• [Task goal]
Copy every line in which the string "between" occurs.

Stored items

------------------------------------------------

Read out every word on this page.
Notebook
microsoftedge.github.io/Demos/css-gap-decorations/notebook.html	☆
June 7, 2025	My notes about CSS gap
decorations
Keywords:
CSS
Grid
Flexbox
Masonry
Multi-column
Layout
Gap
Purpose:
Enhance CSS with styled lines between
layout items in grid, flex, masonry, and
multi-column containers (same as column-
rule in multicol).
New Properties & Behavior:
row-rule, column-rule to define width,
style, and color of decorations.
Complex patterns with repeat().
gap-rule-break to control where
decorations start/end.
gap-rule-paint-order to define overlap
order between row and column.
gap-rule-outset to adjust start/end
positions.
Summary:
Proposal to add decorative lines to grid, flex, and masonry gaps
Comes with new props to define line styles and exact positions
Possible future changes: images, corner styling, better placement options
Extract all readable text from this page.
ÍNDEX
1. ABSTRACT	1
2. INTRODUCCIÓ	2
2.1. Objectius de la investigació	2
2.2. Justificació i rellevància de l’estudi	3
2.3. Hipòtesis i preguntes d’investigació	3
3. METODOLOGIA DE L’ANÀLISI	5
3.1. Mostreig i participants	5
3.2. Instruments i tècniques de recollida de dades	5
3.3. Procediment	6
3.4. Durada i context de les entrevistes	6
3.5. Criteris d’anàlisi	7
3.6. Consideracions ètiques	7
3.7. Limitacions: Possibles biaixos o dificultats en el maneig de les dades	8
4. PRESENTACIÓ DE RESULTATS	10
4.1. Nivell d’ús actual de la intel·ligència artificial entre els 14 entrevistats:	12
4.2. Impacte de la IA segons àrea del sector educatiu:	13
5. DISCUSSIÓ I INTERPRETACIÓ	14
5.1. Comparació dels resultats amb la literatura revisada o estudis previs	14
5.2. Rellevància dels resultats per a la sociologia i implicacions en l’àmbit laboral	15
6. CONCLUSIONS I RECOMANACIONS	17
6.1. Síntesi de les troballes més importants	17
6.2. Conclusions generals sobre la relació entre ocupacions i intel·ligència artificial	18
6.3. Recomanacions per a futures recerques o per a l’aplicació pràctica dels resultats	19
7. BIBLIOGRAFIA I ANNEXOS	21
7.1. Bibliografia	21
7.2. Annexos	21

------------------------------------------------

• [Full solution]
Enhance CSS with styled lines between
order between row and column.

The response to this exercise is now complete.